Data extracted from a collection:
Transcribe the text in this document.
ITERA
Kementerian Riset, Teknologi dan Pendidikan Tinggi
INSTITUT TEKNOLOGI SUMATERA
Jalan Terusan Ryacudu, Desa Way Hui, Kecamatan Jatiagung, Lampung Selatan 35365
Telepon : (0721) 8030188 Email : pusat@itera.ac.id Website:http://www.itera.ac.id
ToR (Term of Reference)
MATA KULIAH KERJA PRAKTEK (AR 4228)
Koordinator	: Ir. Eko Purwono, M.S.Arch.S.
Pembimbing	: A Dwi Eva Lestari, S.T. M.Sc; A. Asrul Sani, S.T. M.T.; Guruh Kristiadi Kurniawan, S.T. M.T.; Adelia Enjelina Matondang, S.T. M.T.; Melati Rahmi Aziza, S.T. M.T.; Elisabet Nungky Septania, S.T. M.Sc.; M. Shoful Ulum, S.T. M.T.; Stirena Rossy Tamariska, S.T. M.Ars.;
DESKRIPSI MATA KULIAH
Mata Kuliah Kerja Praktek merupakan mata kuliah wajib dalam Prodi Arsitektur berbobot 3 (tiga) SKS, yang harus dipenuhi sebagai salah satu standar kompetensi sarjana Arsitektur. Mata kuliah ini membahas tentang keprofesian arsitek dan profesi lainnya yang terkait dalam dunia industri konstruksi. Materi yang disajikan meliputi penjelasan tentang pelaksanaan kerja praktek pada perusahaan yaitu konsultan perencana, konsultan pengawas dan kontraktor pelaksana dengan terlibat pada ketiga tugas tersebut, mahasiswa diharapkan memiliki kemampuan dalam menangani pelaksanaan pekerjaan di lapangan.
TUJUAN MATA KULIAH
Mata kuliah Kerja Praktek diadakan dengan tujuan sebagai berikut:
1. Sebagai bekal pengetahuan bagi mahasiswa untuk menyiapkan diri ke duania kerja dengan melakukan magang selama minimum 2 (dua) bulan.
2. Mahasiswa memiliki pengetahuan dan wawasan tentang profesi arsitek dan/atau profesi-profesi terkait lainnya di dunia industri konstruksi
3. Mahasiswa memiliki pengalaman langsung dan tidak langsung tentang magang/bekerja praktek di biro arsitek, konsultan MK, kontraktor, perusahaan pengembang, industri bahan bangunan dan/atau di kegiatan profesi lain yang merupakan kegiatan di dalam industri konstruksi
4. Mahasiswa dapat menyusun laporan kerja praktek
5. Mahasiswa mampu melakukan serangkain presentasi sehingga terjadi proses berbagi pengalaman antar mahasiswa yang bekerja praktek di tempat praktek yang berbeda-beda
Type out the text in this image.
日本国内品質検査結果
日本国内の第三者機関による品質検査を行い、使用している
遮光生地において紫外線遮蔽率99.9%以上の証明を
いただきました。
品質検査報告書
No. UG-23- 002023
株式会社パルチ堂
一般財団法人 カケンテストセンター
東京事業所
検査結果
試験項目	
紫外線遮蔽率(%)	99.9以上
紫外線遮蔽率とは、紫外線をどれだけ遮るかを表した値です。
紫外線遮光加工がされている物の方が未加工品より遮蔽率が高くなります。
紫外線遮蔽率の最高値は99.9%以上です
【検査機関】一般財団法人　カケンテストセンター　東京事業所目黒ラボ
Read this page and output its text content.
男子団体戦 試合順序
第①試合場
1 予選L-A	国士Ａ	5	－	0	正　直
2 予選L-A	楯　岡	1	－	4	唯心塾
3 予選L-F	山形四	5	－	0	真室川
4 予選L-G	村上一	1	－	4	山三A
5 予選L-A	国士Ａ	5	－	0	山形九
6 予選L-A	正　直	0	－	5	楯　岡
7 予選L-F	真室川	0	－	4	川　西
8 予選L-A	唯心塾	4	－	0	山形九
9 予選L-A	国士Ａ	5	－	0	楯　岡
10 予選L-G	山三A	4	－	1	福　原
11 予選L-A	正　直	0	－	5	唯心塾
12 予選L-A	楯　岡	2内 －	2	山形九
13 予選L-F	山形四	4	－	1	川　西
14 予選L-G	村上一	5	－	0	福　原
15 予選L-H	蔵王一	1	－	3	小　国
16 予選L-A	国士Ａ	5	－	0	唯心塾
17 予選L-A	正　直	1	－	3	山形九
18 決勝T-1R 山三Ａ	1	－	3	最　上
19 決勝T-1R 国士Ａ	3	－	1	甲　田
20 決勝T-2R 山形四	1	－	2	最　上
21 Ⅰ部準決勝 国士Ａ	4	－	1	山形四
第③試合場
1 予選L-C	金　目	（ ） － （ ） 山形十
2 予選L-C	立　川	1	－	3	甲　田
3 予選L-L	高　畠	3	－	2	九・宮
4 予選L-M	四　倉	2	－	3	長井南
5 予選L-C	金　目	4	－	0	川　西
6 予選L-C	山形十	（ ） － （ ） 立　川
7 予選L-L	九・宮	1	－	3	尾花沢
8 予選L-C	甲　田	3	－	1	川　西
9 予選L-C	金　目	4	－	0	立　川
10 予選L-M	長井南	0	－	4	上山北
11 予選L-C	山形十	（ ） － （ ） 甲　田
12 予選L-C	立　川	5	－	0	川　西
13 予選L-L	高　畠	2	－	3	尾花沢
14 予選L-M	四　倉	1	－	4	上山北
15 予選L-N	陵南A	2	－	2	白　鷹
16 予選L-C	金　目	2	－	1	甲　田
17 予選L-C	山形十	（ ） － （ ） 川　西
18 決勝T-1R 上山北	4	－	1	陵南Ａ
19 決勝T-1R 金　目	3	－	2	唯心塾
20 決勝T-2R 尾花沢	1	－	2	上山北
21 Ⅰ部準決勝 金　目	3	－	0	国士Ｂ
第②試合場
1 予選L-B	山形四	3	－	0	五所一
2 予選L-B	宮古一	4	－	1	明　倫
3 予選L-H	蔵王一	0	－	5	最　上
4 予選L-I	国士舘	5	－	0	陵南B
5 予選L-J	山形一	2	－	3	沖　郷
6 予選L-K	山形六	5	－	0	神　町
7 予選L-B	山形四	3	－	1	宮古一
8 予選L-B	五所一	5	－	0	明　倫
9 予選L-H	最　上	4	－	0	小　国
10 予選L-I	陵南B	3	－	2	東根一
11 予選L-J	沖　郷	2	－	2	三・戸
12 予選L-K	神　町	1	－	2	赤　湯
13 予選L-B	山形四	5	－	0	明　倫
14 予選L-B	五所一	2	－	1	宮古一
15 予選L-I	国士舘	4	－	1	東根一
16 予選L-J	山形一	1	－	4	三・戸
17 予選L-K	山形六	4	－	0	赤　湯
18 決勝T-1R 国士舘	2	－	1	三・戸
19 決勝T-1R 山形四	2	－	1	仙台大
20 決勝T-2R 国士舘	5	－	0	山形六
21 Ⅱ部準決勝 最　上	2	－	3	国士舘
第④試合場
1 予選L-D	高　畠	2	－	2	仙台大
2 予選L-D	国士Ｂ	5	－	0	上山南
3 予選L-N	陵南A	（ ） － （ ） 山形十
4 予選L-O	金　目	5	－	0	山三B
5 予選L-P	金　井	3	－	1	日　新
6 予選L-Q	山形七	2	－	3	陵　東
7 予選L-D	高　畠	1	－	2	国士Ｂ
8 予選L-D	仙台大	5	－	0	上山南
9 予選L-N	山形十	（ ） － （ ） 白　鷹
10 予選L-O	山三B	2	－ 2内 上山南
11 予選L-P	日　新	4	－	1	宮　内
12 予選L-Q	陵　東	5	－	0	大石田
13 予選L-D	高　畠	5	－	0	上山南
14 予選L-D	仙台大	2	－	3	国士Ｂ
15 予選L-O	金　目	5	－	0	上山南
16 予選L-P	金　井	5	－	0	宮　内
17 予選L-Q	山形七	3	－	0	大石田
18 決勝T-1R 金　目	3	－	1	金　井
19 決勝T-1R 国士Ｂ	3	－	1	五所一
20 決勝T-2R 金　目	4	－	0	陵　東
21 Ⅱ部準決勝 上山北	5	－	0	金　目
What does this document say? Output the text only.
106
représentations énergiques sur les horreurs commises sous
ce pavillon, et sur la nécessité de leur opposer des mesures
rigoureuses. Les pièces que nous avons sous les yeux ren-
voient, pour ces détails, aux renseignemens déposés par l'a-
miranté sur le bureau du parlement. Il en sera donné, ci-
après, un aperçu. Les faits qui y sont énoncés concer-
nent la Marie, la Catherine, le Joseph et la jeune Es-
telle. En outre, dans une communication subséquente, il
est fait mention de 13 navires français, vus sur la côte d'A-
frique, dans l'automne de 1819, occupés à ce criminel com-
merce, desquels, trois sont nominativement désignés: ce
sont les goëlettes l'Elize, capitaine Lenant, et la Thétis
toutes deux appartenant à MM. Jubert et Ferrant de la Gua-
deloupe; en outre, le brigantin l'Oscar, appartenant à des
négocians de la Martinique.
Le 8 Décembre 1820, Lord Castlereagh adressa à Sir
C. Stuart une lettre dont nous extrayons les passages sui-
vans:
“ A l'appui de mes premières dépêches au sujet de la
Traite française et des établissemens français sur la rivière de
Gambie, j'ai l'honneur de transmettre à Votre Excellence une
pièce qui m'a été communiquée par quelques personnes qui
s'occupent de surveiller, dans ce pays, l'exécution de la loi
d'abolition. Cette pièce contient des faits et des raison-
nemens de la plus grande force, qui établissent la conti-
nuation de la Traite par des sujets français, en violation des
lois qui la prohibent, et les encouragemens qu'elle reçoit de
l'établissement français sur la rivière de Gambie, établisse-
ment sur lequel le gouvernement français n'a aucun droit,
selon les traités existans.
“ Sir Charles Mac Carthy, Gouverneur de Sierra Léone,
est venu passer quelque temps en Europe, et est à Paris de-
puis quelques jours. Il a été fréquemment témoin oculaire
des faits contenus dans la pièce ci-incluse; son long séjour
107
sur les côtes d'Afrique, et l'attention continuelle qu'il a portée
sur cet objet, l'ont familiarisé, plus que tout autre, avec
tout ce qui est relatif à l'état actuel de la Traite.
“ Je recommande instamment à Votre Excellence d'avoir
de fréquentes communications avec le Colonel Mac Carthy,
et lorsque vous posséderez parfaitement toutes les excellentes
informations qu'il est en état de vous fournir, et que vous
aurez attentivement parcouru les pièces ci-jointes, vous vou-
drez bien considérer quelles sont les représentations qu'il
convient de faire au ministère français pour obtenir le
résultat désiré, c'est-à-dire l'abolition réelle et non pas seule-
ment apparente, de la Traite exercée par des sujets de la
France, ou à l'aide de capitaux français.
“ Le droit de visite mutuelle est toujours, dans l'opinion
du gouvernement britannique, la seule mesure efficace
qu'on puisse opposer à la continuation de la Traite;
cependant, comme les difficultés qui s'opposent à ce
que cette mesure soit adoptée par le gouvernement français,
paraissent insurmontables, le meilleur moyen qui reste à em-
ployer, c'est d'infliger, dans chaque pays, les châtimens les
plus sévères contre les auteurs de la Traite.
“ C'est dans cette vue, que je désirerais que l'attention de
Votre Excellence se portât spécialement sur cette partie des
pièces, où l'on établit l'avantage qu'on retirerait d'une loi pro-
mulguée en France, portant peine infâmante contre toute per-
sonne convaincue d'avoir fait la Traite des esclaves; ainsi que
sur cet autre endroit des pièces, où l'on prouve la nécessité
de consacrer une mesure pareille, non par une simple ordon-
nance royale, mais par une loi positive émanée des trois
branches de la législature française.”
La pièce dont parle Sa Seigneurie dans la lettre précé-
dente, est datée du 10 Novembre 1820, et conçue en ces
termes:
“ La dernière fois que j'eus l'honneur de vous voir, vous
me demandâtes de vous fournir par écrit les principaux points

#### Goal:
Gather up every line from the listing above in which the word "France" occurs.

#### Solution to the exercise:
France, ou à l'aide de capitaux français.
mulguée en France, portant peine infâmante contre toute per-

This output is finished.